* START Provided records *
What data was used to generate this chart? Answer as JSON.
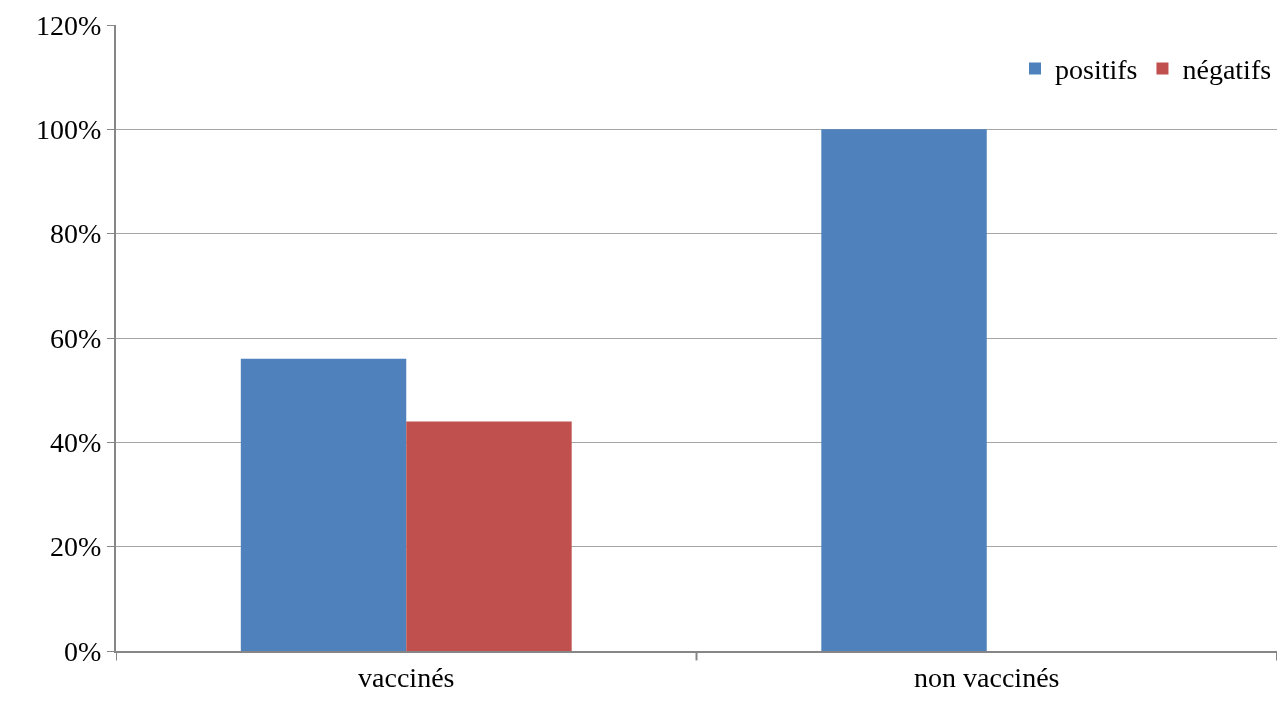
{
  "chart_data": {
    "type": "bar",
    "categories": [
      "vaccinés",
      "non vaccinés"
    ],
    "series": [
      {
        "name": "positifs",
        "color": "#4f81bd",
        "values": [
          56,
          100
        ]
      },
      {
        "name": "négatifs",
        "color": "#c0504d",
        "values": [
          44,
          0
        ]
      }
    ],
    "ylim": [
      0,
      120
    ],
    "yticks": [
      {
        "value": 0,
        "label": "0%"
      },
      {
        "value": 20,
        "label": "20%"
      },
      {
        "value": 40,
        "label": "40%"
      },
      {
        "value": 60,
        "label": "60%"
      },
      {
        "value": 80,
        "label": "80%"
      },
      {
        "value": 100,
        "label": "100%"
      },
      {
        "value": 120,
        "label": "120%"
      }
    ],
    "grid": "y",
    "legend": "top right"
  }
}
* END Provided records *
Ignore the images and quote every line of the listing exactly.

Expected answer ▸
What data was used to generate this chart? Answer as JSON.
{
  "chart_data": {
    "type": "bar",
    "categories": [
      "vaccinés",
      "non vaccinés"
    ],
    "series": [
      {
        "name": "positifs",
        "color": "#4f81bd",
        "values": [
          56,
          100
        ]
      },
      {
        "name": "négatifs",
        "color": "#c0504d",
        "values": [
          44,
          0
        ]
      }
    ],
    "ylim": [
      0,
      120
    ],
    "yticks": [
      {
        "value": 0,
        "label": "0%"
      },
      {
        "value": 20,
        "label": "20%"
      },
      {
        "value": 40,
        "label": "40%"
      },
      {
        "value": 60,
        "label": "60%"
      },
      {
        "value": 80,
        "label": "80%"
      },
      {
        "value": 100,
        "label": "100%"
      },
      {
        "value": 120,
        "label": "120%"
      }
    ],
    "grid": "y",
    "legend": "top right"
  }
}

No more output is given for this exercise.